- **REQUIRED TASK**: Scan the data. Collect each line that contains the word "термостата".

━━━━━ SUPPLIED MATERIAL

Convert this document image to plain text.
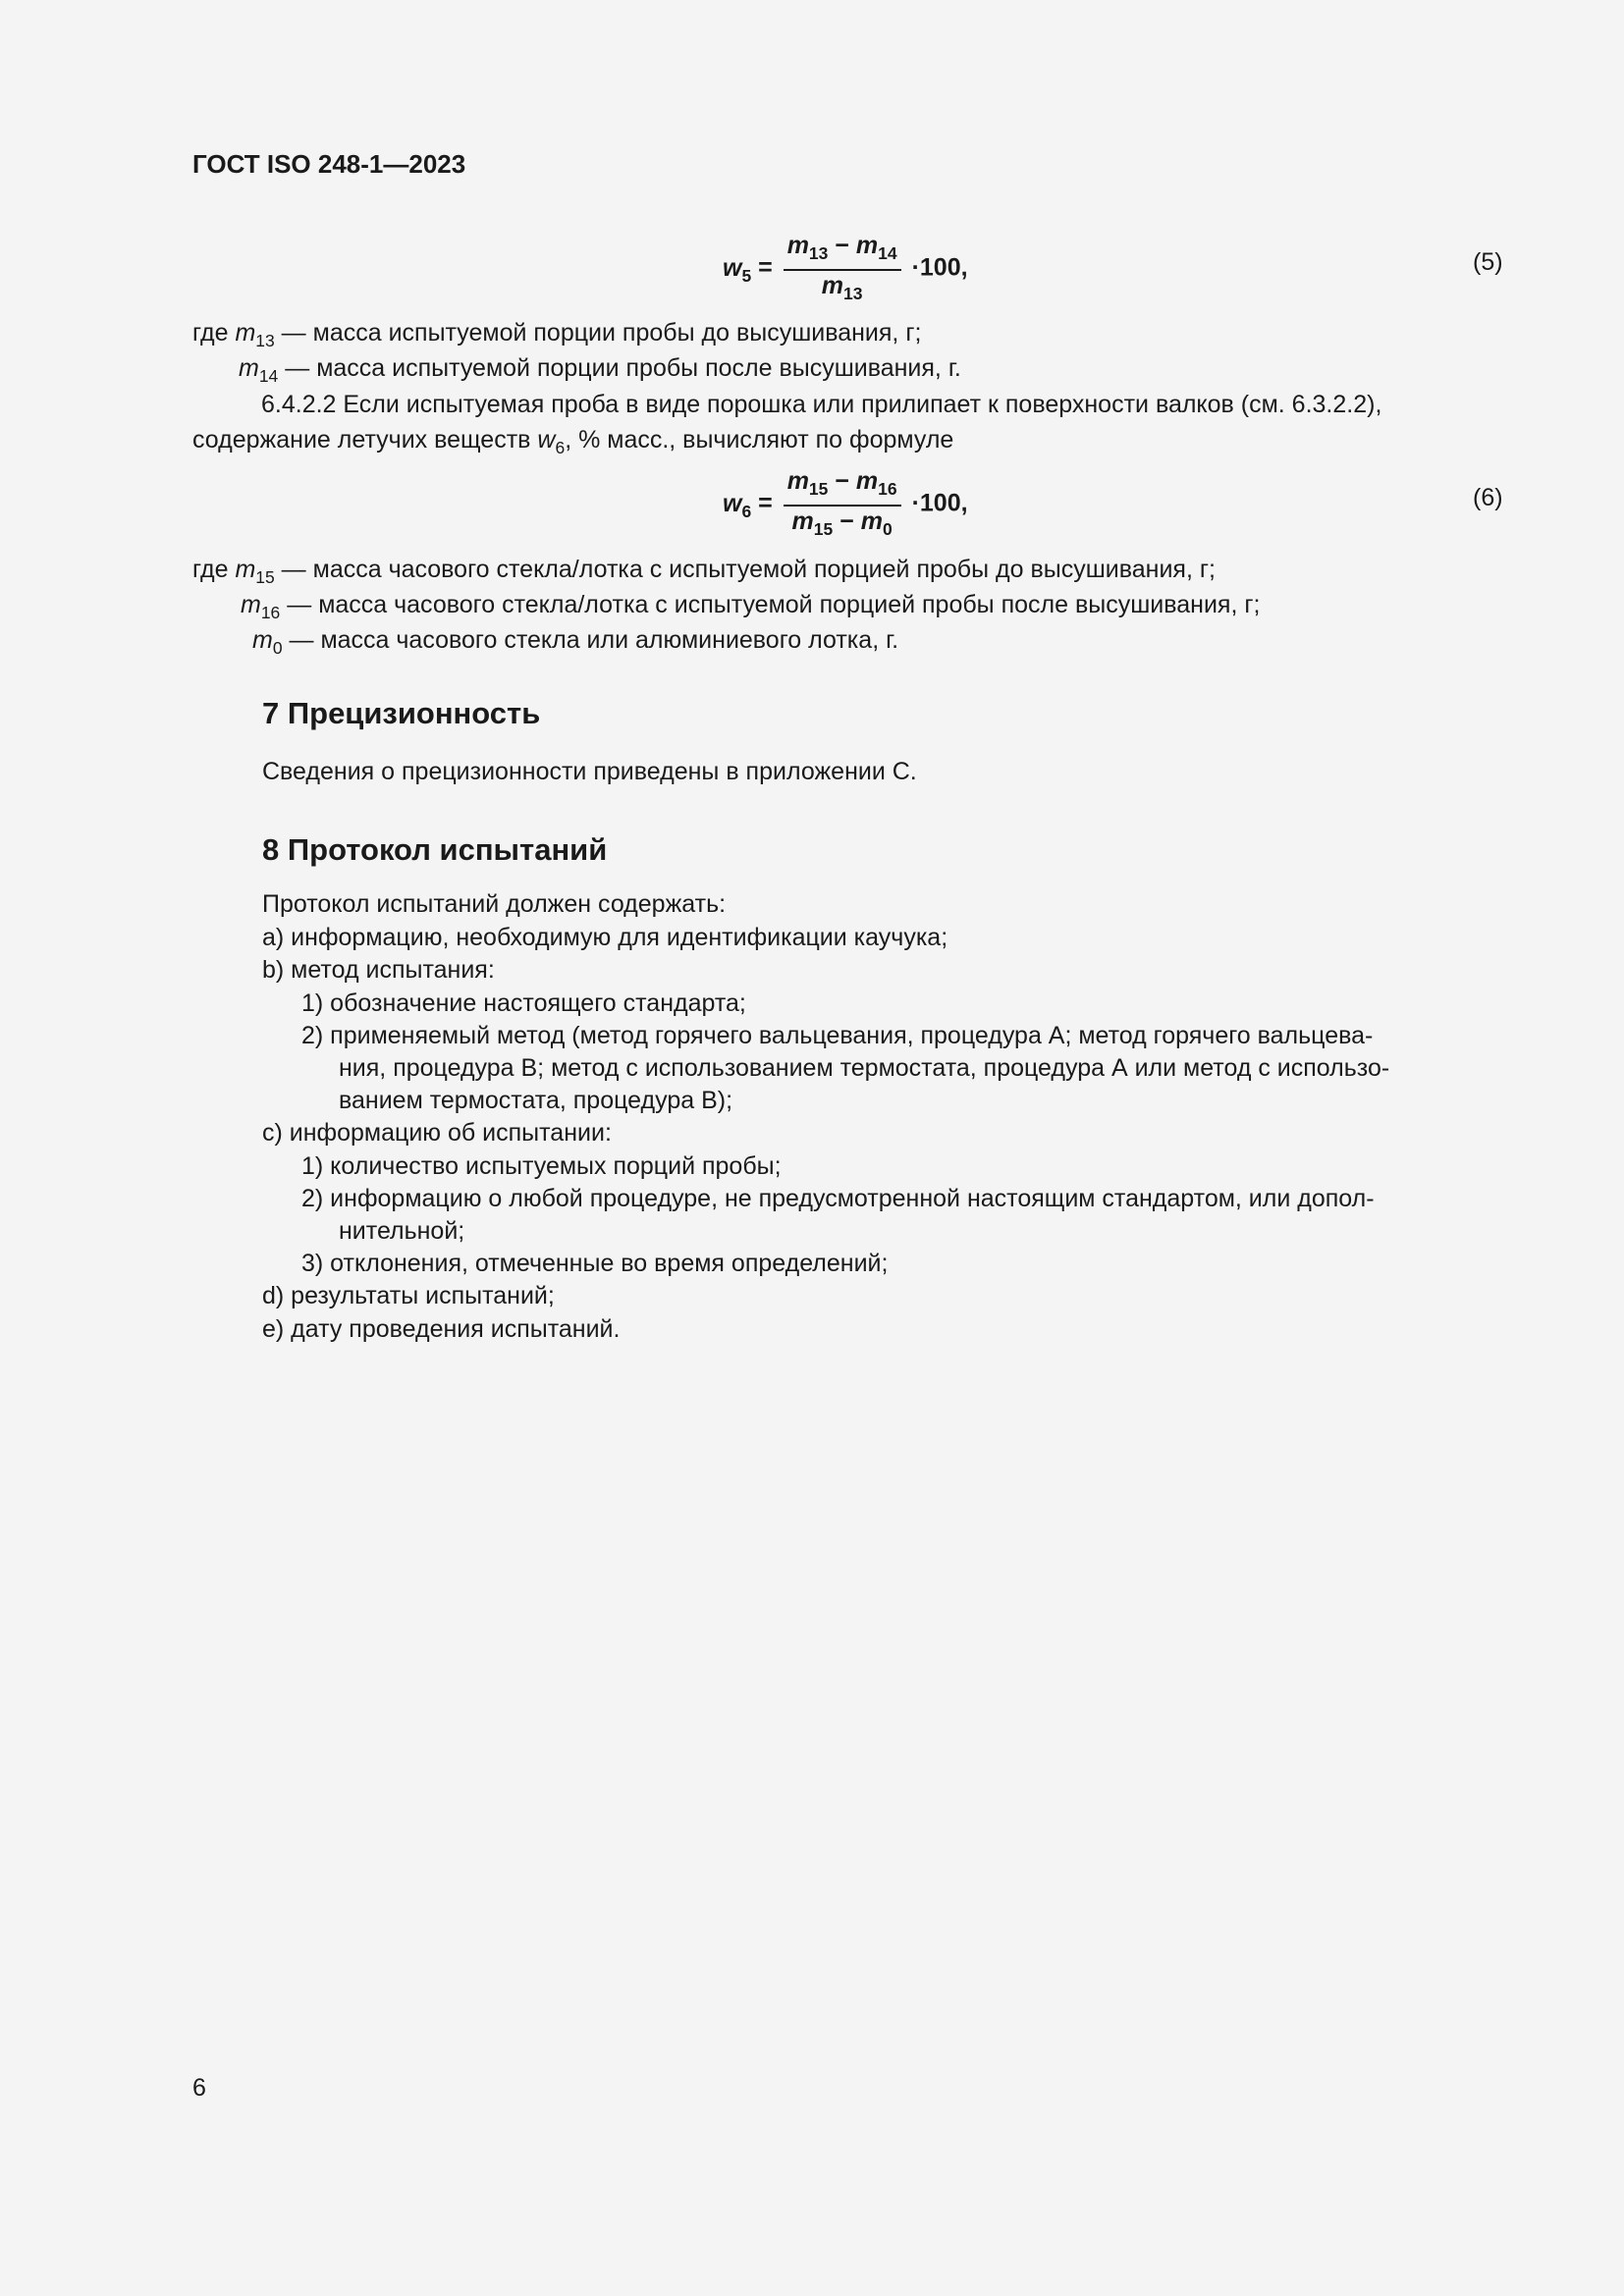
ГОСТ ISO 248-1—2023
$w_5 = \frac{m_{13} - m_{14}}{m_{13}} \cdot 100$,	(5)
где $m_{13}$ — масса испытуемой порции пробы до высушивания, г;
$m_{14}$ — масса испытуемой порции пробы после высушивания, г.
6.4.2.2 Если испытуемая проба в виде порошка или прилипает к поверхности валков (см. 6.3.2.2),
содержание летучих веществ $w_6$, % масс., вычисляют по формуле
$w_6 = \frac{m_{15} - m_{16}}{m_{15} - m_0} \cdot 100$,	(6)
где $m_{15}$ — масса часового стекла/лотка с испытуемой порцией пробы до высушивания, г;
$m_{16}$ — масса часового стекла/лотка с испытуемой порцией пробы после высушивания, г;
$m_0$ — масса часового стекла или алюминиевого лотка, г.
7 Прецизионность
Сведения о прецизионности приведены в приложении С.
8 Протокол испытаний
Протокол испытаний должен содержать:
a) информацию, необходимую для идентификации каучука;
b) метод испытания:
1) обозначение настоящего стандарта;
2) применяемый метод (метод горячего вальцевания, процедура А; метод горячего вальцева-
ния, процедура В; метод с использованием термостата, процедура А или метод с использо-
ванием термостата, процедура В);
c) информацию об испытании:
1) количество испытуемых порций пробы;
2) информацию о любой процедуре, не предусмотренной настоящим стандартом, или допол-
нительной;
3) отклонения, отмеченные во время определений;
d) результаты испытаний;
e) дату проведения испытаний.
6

━━━━━━━━━━

- **OUTPUT OF THE TASK**:
ния, процедура В; метод с использованием термостата, процедура А или метод с использо-
ванием термостата, процедура В);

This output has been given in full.